##### ENTRIES

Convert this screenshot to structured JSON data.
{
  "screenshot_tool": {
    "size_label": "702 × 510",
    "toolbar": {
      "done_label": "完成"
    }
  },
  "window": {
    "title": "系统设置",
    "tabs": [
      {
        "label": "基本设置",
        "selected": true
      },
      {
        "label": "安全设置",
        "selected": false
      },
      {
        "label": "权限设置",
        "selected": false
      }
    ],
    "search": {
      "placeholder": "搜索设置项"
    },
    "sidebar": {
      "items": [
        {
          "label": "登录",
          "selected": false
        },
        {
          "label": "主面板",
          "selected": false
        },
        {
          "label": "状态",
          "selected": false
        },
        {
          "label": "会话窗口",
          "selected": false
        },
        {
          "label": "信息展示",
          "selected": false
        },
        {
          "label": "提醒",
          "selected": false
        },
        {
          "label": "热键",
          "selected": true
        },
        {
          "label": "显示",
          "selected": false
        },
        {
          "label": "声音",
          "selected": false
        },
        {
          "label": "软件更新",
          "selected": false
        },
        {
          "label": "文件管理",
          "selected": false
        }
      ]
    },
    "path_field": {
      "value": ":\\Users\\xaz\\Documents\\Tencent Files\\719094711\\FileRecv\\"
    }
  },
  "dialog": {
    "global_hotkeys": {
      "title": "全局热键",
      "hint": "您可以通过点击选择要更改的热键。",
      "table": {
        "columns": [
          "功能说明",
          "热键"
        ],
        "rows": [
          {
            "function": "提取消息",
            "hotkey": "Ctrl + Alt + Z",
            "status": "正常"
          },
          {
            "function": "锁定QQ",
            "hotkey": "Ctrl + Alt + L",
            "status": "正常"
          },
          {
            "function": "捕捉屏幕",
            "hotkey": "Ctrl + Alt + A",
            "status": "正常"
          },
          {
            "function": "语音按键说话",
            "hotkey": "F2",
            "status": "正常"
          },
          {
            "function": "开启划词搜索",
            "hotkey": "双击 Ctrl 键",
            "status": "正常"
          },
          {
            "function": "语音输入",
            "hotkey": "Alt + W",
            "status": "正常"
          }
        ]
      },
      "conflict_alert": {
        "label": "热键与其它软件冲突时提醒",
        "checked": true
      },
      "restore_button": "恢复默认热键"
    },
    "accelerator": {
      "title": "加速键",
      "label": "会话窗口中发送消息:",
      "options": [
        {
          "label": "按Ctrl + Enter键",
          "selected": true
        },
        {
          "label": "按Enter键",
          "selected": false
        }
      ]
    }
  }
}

##########

Copy out the material above in its entirety. Every detail must match.

Convert this screenshot to structured JSON data.
{
  "screenshot_tool": {
    "size_label": "702 × 510",
    "toolbar": {
      "done_label": "完成"
    }
  },
  "window": {
    "title": "系统设置",
    "tabs": [
      {
        "label": "基本设置",
        "selected": true
      },
      {
        "label": "安全设置",
        "selected": false
      },
      {
        "label": "权限设置",
        "selected": false
      }
    ],
    "search": {
      "placeholder": "搜索设置项"
    },
    "sidebar": {
      "items": [
        {
          "label": "登录",
          "selected": false
        },
        {
          "label": "主面板",
          "selected": false
        },
        {
          "label": "状态",
          "selected": false
        },
        {
          "label": "会话窗口",
          "selected": false
        },
        {
          "label": "信息展示",
          "selected": false
        },
        {
          "label": "提醒",
          "selected": false
        },
        {
          "label": "热键",
          "selected": true
        },
        {
          "label": "显示",
          "selected": false
        },
        {
          "label": "声音",
          "selected": false
        },
        {
          "label": "软件更新",
          "selected": false
        },
        {
          "label": "文件管理",
          "selected": false
        }
      ]
    },
    "path_field": {
      "value": ":\\Users\\xaz\\Documents\\Tencent Files\\719094711\\FileRecv\\"
    }
  },
  "dialog": {
    "global_hotkeys": {
      "title": "全局热键",
      "hint": "您可以通过点击选择要更改的热键。",
      "table": {
        "columns": [
          "功能说明",
          "热键"
        ],
        "rows": [
          {
            "function": "提取消息",
            "hotkey": "Ctrl + Alt + Z",
            "status": "正常"
          },
          {
            "function": "锁定QQ",
            "hotkey": "Ctrl + Alt + L",
            "status": "正常"
          },
          {
            "function": "捕捉屏幕",
            "hotkey": "Ctrl + Alt + A",
            "status": "正常"
          },
          {
            "function": "语音按键说话",
            "hotkey": "F2",
            "status": "正常"
          },
          {
            "function": "开启划词搜索",
            "hotkey": "双击 Ctrl 键",
            "status": "正常"
          },
          {
            "function": "语音输入",
            "hotkey": "Alt + W",
            "status": "正常"
          }
        ]
      },
      "conflict_alert": {
        "label": "热键与其它软件冲突时提醒",
        "checked": true
      },
      "restore_button": "恢复默认热键"
    },
    "accelerator": {
      "title": "加速键",
      "label": "会话窗口中发送消息:",
      "options": [
        {
          "label": "按Ctrl + Enter键",
          "selected": true
        },
        {
          "label": "按Enter键",
          "selected": false
        }
      ]
    }
  }
}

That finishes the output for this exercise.